++++ Entries provided

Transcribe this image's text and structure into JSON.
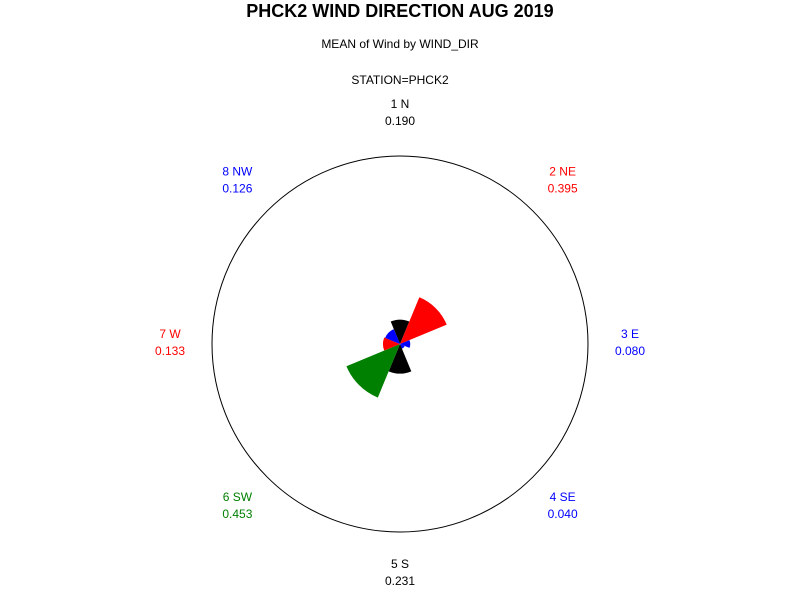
{
  "chart_data": {
    "type": "star",
    "title": "PHCK2 WIND DIRECTION AUG 2019",
    "subtitle": "MEAN of Wind by WIND_DIR",
    "by_label": "STATION=PHCK2",
    "categories": [
      "1 N",
      "2 NE",
      "3 E",
      "4 SE",
      "5 S",
      "6 SW",
      "7 W",
      "8 NW"
    ],
    "values": [
      0.19,
      0.395,
      0.08,
      0.04,
      0.231,
      0.453,
      0.133,
      0.126
    ],
    "value_labels": [
      "0.190",
      "0.395",
      "0.080",
      "0.040",
      "0.231",
      "0.453",
      "0.133",
      "0.126"
    ],
    "colors": [
      "#000000",
      "#ff0000",
      "#0000ff",
      "#0000ff",
      "#000000",
      "#008000",
      "#ff0000",
      "#0000ff"
    ]
  }
}
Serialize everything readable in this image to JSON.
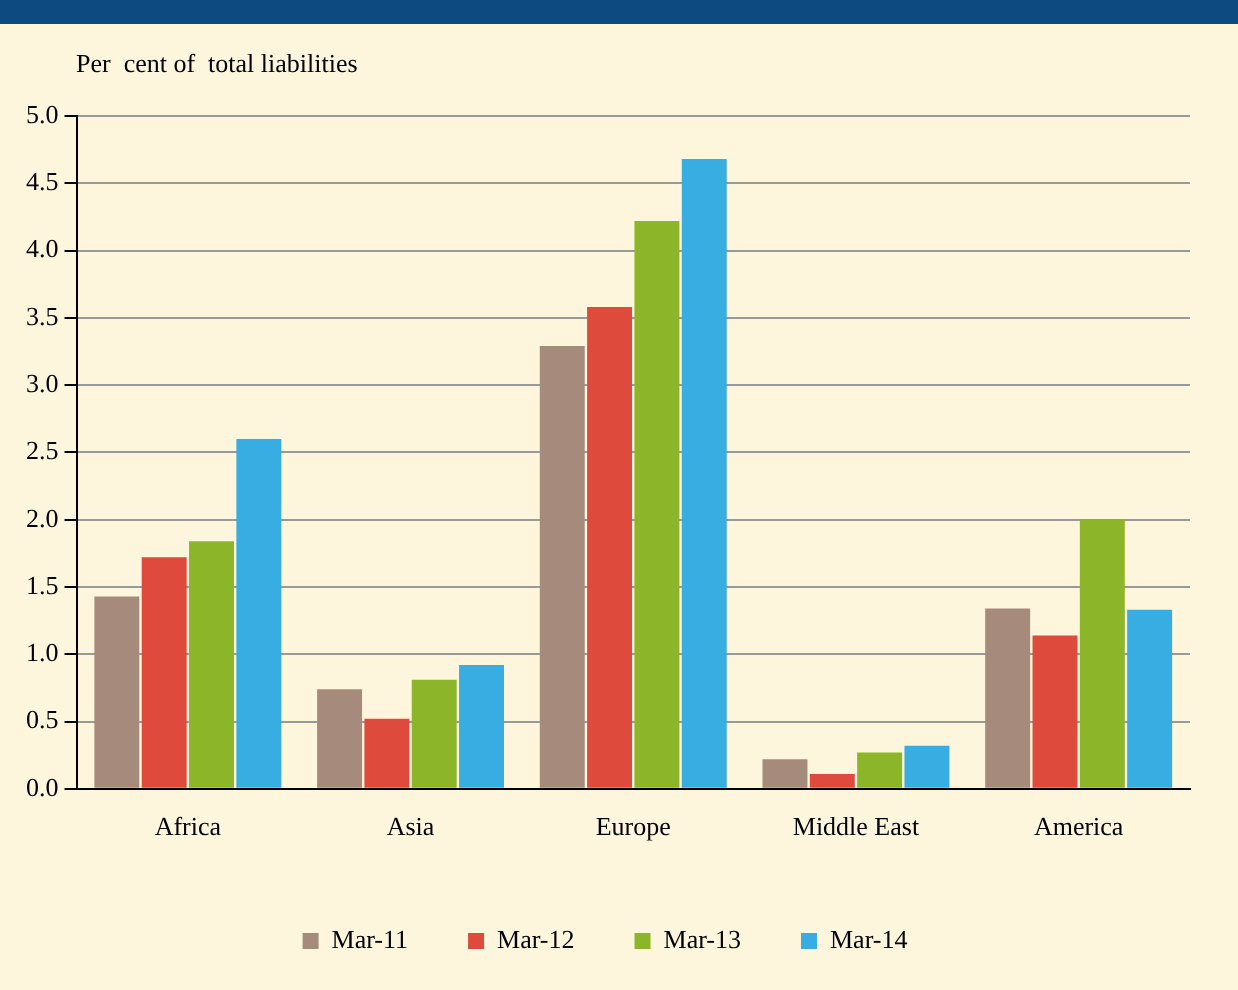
{
  "chart_data": {
    "type": "bar",
    "ylabel": "Per  cent of  total liabilities",
    "categories": [
      "Africa",
      "Asia",
      "Europe",
      "Middle East",
      "America"
    ],
    "series": [
      {
        "name": "Mar-11",
        "color": "#a68b7c",
        "values": [
          1.43,
          0.74,
          3.29,
          0.22,
          1.34
        ]
      },
      {
        "name": "Mar-12",
        "color": "#de4b3c",
        "values": [
          1.72,
          0.52,
          3.58,
          0.11,
          1.14
        ]
      },
      {
        "name": "Mar-13",
        "color": "#8db52a",
        "values": [
          1.84,
          0.81,
          4.22,
          0.27,
          2.0
        ]
      },
      {
        "name": "Mar-14",
        "color": "#38ade2",
        "values": [
          2.6,
          0.92,
          4.68,
          0.32,
          1.33
        ]
      }
    ],
    "ylim": [
      0,
      5
    ],
    "yticks": [
      {
        "value": 0,
        "label": "0.0"
      },
      {
        "value": 0.5,
        "label": "0.5"
      },
      {
        "value": 1,
        "label": "1.0"
      },
      {
        "value": 1.5,
        "label": "1.5"
      },
      {
        "value": 2,
        "label": "2.0"
      },
      {
        "value": 2.5,
        "label": "2.5"
      },
      {
        "value": 3,
        "label": "3.0"
      },
      {
        "value": 3.5,
        "label": "3.5"
      },
      {
        "value": 4,
        "label": "4.0"
      },
      {
        "value": 4.5,
        "label": "4.5"
      },
      {
        "value": 5,
        "label": "5.0"
      }
    ],
    "grid": "y",
    "legend": "bottom"
  }
}
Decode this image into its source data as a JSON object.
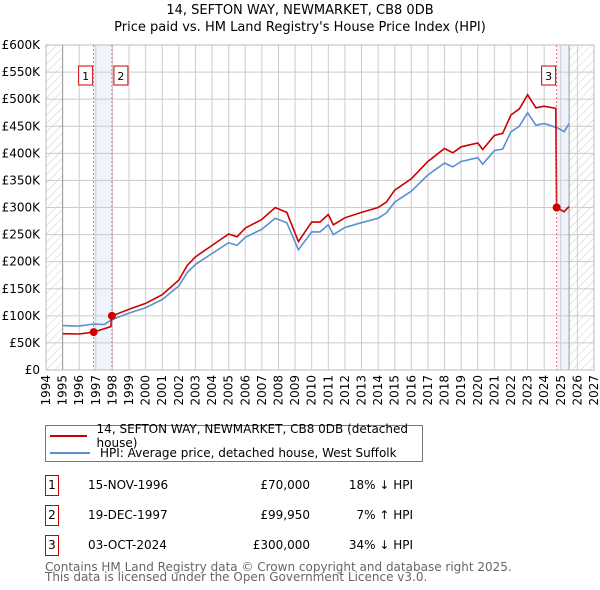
{
  "chart_data": {
    "type": "line",
    "title": "14, SEFTON WAY, NEWMARKET, CB8 0DB",
    "subtitle": "Price paid vs. HM Land Registry's House Price Index (HPI)",
    "xlim": [
      1994,
      2027
    ],
    "ylim": [
      0,
      600000
    ],
    "x_ticks": [
      "1994",
      "1995",
      "1996",
      "1997",
      "1998",
      "1999",
      "2000",
      "2001",
      "2002",
      "2003",
      "2004",
      "2005",
      "2006",
      "2007",
      "2008",
      "2009",
      "2010",
      "2011",
      "2012",
      "2013",
      "2014",
      "2015",
      "2016",
      "2017",
      "2018",
      "2019",
      "2020",
      "2021",
      "2022",
      "2023",
      "2024",
      "2025",
      "2026",
      "2027"
    ],
    "y_ticks": [
      {
        "v": 0,
        "label": "£0"
      },
      {
        "v": 50000,
        "label": "£50K"
      },
      {
        "v": 100000,
        "label": "£100K"
      },
      {
        "v": 150000,
        "label": "£150K"
      },
      {
        "v": 200000,
        "label": "£200K"
      },
      {
        "v": 250000,
        "label": "£250K"
      },
      {
        "v": 300000,
        "label": "£300K"
      },
      {
        "v": 350000,
        "label": "£350K"
      },
      {
        "v": 400000,
        "label": "£400K"
      },
      {
        "v": 450000,
        "label": "£450K"
      },
      {
        "v": 500000,
        "label": "£500K"
      },
      {
        "v": 550000,
        "label": "£550K"
      },
      {
        "v": 600000,
        "label": "£600K"
      }
    ],
    "grid": true,
    "data_range": [
      1995,
      2025.5
    ],
    "series": [
      {
        "name": "14, SEFTON WAY, NEWMARKET, CB8 0DB (detached house)",
        "color": "#cc0000",
        "x": [
          1995,
          1996,
          1996.87,
          1997.9,
          1997.97,
          1999,
          2000,
          2001,
          2002,
          2002.5,
          2003,
          2004,
          2005,
          2005.5,
          2006,
          2007,
          2007.8,
          2008.5,
          2009.2,
          2010,
          2010.5,
          2011,
          2011.3,
          2012,
          2013,
          2014,
          2014.5,
          2015,
          2016,
          2016.5,
          2017,
          2018,
          2018.5,
          2019,
          2020,
          2020.3,
          2021,
          2021.5,
          2022,
          2022.5,
          2023,
          2023.5,
          2024,
          2024.7,
          2024.75,
          2025.2,
          2025.5
        ],
        "y": [
          67000,
          66500,
          70000,
          80000,
          99950,
          112000,
          123000,
          139000,
          166000,
          193000,
          209000,
          230000,
          251000,
          246000,
          262000,
          278000,
          300000,
          291000,
          237000,
          273000,
          273000,
          287000,
          268000,
          281000,
          291000,
          300000,
          310000,
          332000,
          353000,
          369000,
          385000,
          409000,
          401000,
          412000,
          419000,
          407000,
          433000,
          437000,
          471000,
          482000,
          508000,
          484000,
          487000,
          483000,
          300000,
          292000,
          302000
        ]
      },
      {
        "name": "HPI: Average price, detached house, West Suffolk",
        "color": "#5b8fd0",
        "x": [
          1995,
          1996,
          1996.87,
          1997.5,
          1997.97,
          1999,
          2000,
          2001,
          2002,
          2002.5,
          2003,
          2004,
          2005,
          2005.5,
          2006,
          2007,
          2007.8,
          2008.5,
          2009.2,
          2010,
          2010.5,
          2011,
          2011.3,
          2012,
          2013,
          2014,
          2014.5,
          2015,
          2016,
          2016.5,
          2017,
          2018,
          2018.5,
          2019,
          2020,
          2020.3,
          2021,
          2021.5,
          2022,
          2022.5,
          2023,
          2023.5,
          2024,
          2024.8,
          2025.2,
          2025.5
        ],
        "y": [
          82000,
          81000,
          85000,
          84000,
          93000,
          105000,
          115000,
          130000,
          155000,
          180000,
          195000,
          215000,
          235000,
          230000,
          245000,
          260000,
          280000,
          272000,
          222000,
          255000,
          255000,
          268000,
          250000,
          263000,
          272000,
          280000,
          290000,
          310000,
          330000,
          345000,
          360000,
          382000,
          375000,
          385000,
          392000,
          380000,
          405000,
          408000,
          440000,
          450000,
          475000,
          452000,
          455000,
          447000,
          440000,
          455000
        ]
      }
    ],
    "sales": [
      {
        "n": "1",
        "x": 1996.87,
        "y": 70000,
        "date": "15-NOV-1996",
        "price": "£70,000",
        "hpi": "18% ↓ HPI"
      },
      {
        "n": "2",
        "x": 1997.97,
        "y": 99950,
        "date": "19-DEC-1997",
        "price": "£99,950",
        "hpi": "7% ↑ HPI"
      },
      {
        "n": "3",
        "x": 2024.75,
        "y": 300000,
        "date": "03-OCT-2024",
        "price": "£300,000",
        "hpi": "34% ↓ HPI"
      }
    ]
  },
  "footer": [
    "Contains HM Land Registry data © Crown copyright and database right 2025.",
    "This data is licensed under the Open Government Licence v3.0."
  ]
}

++++++++

### Problem
Each line in the listing above that contains "subtitle" should be copied.

### Written response
    "subtitle": "MEAN of Wind by WIND_DIR",
    "subtitle": "Price paid vs. HM Land Registry's House Price Index (HPI)",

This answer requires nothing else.